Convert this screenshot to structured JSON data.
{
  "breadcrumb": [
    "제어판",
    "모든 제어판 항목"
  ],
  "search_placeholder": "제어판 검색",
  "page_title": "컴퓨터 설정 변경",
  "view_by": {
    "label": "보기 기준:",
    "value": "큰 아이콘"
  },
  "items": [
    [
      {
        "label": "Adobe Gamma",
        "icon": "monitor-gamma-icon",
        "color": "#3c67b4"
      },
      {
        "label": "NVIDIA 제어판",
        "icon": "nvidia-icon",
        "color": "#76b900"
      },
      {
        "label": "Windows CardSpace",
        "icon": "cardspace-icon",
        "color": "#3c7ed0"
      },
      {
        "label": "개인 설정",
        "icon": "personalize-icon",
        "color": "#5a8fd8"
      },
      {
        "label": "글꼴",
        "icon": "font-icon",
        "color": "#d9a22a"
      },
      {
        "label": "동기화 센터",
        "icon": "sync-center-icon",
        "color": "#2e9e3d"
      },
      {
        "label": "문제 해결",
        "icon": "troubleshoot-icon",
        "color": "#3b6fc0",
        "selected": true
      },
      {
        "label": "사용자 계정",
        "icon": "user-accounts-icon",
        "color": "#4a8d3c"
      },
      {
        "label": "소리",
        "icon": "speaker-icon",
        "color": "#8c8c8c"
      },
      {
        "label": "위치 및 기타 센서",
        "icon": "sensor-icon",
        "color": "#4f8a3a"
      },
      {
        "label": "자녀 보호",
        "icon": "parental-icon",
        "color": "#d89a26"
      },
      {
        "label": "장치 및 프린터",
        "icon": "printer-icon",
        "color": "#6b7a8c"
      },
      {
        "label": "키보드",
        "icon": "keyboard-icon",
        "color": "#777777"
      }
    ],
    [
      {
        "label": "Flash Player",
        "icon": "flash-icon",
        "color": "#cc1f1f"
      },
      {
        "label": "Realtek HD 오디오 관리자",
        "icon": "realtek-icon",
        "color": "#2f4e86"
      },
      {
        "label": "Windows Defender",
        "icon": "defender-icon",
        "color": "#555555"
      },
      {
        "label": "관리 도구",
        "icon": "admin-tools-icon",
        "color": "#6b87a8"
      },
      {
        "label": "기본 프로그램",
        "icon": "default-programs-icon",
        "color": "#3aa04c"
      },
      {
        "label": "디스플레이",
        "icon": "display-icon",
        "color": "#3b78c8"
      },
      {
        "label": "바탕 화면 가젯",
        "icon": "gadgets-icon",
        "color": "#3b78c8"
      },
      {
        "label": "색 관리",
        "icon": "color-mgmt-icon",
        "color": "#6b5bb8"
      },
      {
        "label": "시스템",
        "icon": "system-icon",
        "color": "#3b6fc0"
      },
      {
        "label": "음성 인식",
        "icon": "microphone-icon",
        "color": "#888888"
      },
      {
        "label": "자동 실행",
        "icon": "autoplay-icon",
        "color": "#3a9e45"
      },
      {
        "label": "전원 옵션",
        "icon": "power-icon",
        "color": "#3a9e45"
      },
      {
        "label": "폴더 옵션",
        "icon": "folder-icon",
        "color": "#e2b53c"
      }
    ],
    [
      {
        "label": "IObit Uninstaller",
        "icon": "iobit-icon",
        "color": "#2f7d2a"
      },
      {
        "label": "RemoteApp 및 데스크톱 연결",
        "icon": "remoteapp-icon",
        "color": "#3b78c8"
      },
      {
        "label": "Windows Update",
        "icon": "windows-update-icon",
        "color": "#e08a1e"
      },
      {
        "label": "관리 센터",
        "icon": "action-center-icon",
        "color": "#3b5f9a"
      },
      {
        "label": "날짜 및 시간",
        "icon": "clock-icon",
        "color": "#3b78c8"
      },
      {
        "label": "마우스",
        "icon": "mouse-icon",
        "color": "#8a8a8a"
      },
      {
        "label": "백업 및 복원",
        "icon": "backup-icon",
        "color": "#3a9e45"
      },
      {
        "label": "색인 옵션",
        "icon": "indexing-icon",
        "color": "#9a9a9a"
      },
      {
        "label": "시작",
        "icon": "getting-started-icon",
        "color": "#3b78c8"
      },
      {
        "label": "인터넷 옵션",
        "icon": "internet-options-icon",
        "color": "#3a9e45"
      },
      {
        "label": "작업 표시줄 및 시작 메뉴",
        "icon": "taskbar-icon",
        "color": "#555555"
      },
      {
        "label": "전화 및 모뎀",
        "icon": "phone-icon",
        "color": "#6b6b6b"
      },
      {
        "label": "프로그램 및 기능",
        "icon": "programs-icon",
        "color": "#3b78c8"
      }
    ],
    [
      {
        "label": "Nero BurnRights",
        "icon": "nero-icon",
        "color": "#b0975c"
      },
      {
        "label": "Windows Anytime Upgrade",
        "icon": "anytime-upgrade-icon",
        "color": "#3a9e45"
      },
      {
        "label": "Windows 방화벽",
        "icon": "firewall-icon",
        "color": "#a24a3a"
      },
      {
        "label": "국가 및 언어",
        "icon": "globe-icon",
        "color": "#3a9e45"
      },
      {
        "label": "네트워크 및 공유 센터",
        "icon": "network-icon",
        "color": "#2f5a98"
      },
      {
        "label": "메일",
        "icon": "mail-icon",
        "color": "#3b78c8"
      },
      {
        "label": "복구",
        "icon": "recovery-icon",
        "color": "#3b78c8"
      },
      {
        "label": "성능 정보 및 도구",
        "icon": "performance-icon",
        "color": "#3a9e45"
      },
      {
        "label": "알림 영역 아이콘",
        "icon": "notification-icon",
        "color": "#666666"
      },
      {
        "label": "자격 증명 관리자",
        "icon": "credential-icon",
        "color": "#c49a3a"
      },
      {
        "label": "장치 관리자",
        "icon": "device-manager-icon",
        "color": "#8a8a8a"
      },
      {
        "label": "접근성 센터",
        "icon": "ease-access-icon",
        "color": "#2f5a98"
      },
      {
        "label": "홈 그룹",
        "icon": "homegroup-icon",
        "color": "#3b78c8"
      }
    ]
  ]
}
***
▸ AIM OF THE EXERCISE
Copy out every entry again, exactly as it was given.

▸ EXERCISE OUTPUT
Convert this screenshot to structured JSON data.
{
  "breadcrumb": [
    "제어판",
    "모든 제어판 항목"
  ],
  "search_placeholder": "제어판 검색",
  "page_title": "컴퓨터 설정 변경",
  "view_by": {
    "label": "보기 기준:",
    "value": "큰 아이콘"
  },
  "items": [
    [
      {
        "label": "Adobe Gamma",
        "icon": "monitor-gamma-icon",
        "color": "#3c67b4"
      },
      {
        "label": "NVIDIA 제어판",
        "icon": "nvidia-icon",
        "color": "#76b900"
      },
      {
        "label": "Windows CardSpace",
        "icon": "cardspace-icon",
        "color": "#3c7ed0"
      },
      {
        "label": "개인 설정",
        "icon": "personalize-icon",
        "color": "#5a8fd8"
      },
      {
        "label": "글꼴",
        "icon": "font-icon",
        "color": "#d9a22a"
      },
      {
        "label": "동기화 센터",
        "icon": "sync-center-icon",
        "color": "#2e9e3d"
      },
      {
        "label": "문제 해결",
        "icon": "troubleshoot-icon",
        "color": "#3b6fc0",
        "selected": true
      },
      {
        "label": "사용자 계정",
        "icon": "user-accounts-icon",
        "color": "#4a8d3c"
      },
      {
        "label": "소리",
        "icon": "speaker-icon",
        "color": "#8c8c8c"
      },
      {
        "label": "위치 및 기타 센서",
        "icon": "sensor-icon",
        "color": "#4f8a3a"
      },
      {
        "label": "자녀 보호",
        "icon": "parental-icon",
        "color": "#d89a26"
      },
      {
        "label": "장치 및 프린터",
        "icon": "printer-icon",
        "color": "#6b7a8c"
      },
      {
        "label": "키보드",
        "icon": "keyboard-icon",
        "color": "#777777"
      }
    ],
    [
      {
        "label": "Flash Player",
        "icon": "flash-icon",
        "color": "#cc1f1f"
      },
      {
        "label": "Realtek HD 오디오 관리자",
        "icon": "realtek-icon",
        "color": "#2f4e86"
      },
      {
        "label": "Windows Defender",
        "icon": "defender-icon",
        "color": "#555555"
      },
      {
        "label": "관리 도구",
        "icon": "admin-tools-icon",
        "color": "#6b87a8"
      },
      {
        "label": "기본 프로그램",
        "icon": "default-programs-icon",
        "color": "#3aa04c"
      },
      {
        "label": "디스플레이",
        "icon": "display-icon",
        "color": "#3b78c8"
      },
      {
        "label": "바탕 화면 가젯",
        "icon": "gadgets-icon",
        "color": "#3b78c8"
      },
      {
        "label": "색 관리",
        "icon": "color-mgmt-icon",
        "color": "#6b5bb8"
      },
      {
        "label": "시스템",
        "icon": "system-icon",
        "color": "#3b6fc0"
      },
      {
        "label": "음성 인식",
        "icon": "microphone-icon",
        "color": "#888888"
      },
      {
        "label": "자동 실행",
        "icon": "autoplay-icon",
        "color": "#3a9e45"
      },
      {
        "label": "전원 옵션",
        "icon": "power-icon",
        "color": "#3a9e45"
      },
      {
        "label": "폴더 옵션",
        "icon": "folder-icon",
        "color": "#e2b53c"
      }
    ],
    [
      {
        "label": "IObit Uninstaller",
        "icon": "iobit-icon",
        "color": "#2f7d2a"
      },
      {
        "label": "RemoteApp 및 데스크톱 연결",
        "icon": "remoteapp-icon",
        "color": "#3b78c8"
      },
      {
        "label": "Windows Update",
        "icon": "windows-update-icon",
        "color": "#e08a1e"
      },
      {
        "label": "관리 센터",
        "icon": "action-center-icon",
        "color": "#3b5f9a"
      },
      {
        "label": "날짜 및 시간",
        "icon": "clock-icon",
        "color": "#3b78c8"
      },
      {
        "label": "마우스",
        "icon": "mouse-icon",
        "color": "#8a8a8a"
      },
      {
        "label": "백업 및 복원",
        "icon": "backup-icon",
        "color": "#3a9e45"
      },
      {
        "label": "색인 옵션",
        "icon": "indexing-icon",
        "color": "#9a9a9a"
      },
      {
        "label": "시작",
        "icon": "getting-started-icon",
        "color": "#3b78c8"
      },
      {
        "label": "인터넷 옵션",
        "icon": "internet-options-icon",
        "color": "#3a9e45"
      },
      {
        "label": "작업 표시줄 및 시작 메뉴",
        "icon": "taskbar-icon",
        "color": "#555555"
      },
      {
        "label": "전화 및 모뎀",
        "icon": "phone-icon",
        "color": "#6b6b6b"
      },
      {
        "label": "프로그램 및 기능",
        "icon": "programs-icon",
        "color": "#3b78c8"
      }
    ],
    [
      {
        "label": "Nero BurnRights",
        "icon": "nero-icon",
        "color": "#b0975c"
      },
      {
        "label": "Windows Anytime Upgrade",
        "icon": "anytime-upgrade-icon",
        "color": "#3a9e45"
      },
      {
        "label": "Windows 방화벽",
        "icon": "firewall-icon",
        "color": "#a24a3a"
      },
      {
        "label": "국가 및 언어",
        "icon": "globe-icon",
        "color": "#3a9e45"
      },
      {
        "label": "네트워크 및 공유 센터",
        "icon": "network-icon",
        "color": "#2f5a98"
      },
      {
        "label": "메일",
        "icon": "mail-icon",
        "color": "#3b78c8"
      },
      {
        "label": "복구",
        "icon": "recovery-icon",
        "color": "#3b78c8"
      },
      {
        "label": "성능 정보 및 도구",
        "icon": "performance-icon",
        "color": "#3a9e45"
      },
      {
        "label": "알림 영역 아이콘",
        "icon": "notification-icon",
        "color": "#666666"
      },
      {
        "label": "자격 증명 관리자",
        "icon": "credential-icon",
        "color": "#c49a3a"
      },
      {
        "label": "장치 관리자",
        "icon": "device-manager-icon",
        "color": "#8a8a8a"
      },
      {
        "label": "접근성 센터",
        "icon": "ease-access-icon",
        "color": "#2f5a98"
      },
      {
        "label": "홈 그룹",
        "icon": "homegroup-icon",
        "color": "#3b78c8"
      }
    ]
  ]
}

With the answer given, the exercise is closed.